[Rows from a dataset]
▼
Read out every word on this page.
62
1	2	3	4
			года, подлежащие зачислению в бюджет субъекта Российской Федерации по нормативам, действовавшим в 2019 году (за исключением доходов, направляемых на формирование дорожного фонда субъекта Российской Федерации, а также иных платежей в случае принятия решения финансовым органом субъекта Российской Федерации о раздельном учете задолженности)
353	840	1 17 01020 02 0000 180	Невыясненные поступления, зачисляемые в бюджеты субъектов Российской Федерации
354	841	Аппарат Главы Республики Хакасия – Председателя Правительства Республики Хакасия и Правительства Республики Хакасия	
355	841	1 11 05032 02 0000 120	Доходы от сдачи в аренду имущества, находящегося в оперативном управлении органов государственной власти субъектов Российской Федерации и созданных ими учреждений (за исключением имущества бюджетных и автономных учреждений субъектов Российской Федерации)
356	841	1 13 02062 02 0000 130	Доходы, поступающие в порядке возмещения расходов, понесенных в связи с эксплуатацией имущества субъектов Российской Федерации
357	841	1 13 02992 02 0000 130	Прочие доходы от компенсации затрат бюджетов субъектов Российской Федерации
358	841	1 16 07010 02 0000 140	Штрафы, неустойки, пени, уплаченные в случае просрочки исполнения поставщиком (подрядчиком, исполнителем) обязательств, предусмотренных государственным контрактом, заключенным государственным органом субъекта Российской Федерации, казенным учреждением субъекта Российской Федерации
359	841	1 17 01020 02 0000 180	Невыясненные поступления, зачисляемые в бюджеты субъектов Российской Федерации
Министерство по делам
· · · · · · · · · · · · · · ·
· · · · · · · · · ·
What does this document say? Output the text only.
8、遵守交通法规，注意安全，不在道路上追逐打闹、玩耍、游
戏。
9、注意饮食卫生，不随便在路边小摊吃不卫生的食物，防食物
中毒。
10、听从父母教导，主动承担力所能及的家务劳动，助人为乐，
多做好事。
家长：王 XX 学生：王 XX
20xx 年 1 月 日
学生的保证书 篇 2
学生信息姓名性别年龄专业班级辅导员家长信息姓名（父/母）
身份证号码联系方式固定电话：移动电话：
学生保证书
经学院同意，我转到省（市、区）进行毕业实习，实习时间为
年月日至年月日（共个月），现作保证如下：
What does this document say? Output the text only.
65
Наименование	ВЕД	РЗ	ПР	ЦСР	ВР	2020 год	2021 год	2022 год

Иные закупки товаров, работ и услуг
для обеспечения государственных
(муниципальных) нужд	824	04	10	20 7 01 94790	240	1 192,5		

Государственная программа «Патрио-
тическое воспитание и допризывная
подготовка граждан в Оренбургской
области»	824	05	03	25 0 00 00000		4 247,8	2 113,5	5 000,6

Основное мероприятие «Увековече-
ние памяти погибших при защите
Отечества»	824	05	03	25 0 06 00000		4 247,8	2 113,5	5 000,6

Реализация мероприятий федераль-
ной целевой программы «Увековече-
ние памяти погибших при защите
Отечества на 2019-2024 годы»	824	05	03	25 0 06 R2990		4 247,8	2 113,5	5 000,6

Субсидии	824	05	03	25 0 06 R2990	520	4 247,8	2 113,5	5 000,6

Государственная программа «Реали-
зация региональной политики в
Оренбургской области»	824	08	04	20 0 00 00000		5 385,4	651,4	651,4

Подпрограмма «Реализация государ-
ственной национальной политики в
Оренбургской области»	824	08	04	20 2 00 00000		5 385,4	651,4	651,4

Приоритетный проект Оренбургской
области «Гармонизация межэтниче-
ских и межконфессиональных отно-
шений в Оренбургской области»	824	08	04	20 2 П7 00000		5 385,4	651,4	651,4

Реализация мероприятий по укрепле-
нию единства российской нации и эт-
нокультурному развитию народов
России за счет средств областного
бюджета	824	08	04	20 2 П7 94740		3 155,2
▲
### The task
From the material above, gather all lines that include the string "Оренбургской" and copy them.

### Solution to the exercise
подготовка граждан в Оренбургской
Оренбургской области»	824	08	04	20 0 00 00000		5 385,4	651,4	651,4
Оренбургской области»	824	08	04	20 2 00 00000		5 385,4	651,4	651,4
Приоритетный проект Оренбургской
шений в Оренбургской области»	824	08	04	20 2 П7 00000		5 385,4	651,4	651,4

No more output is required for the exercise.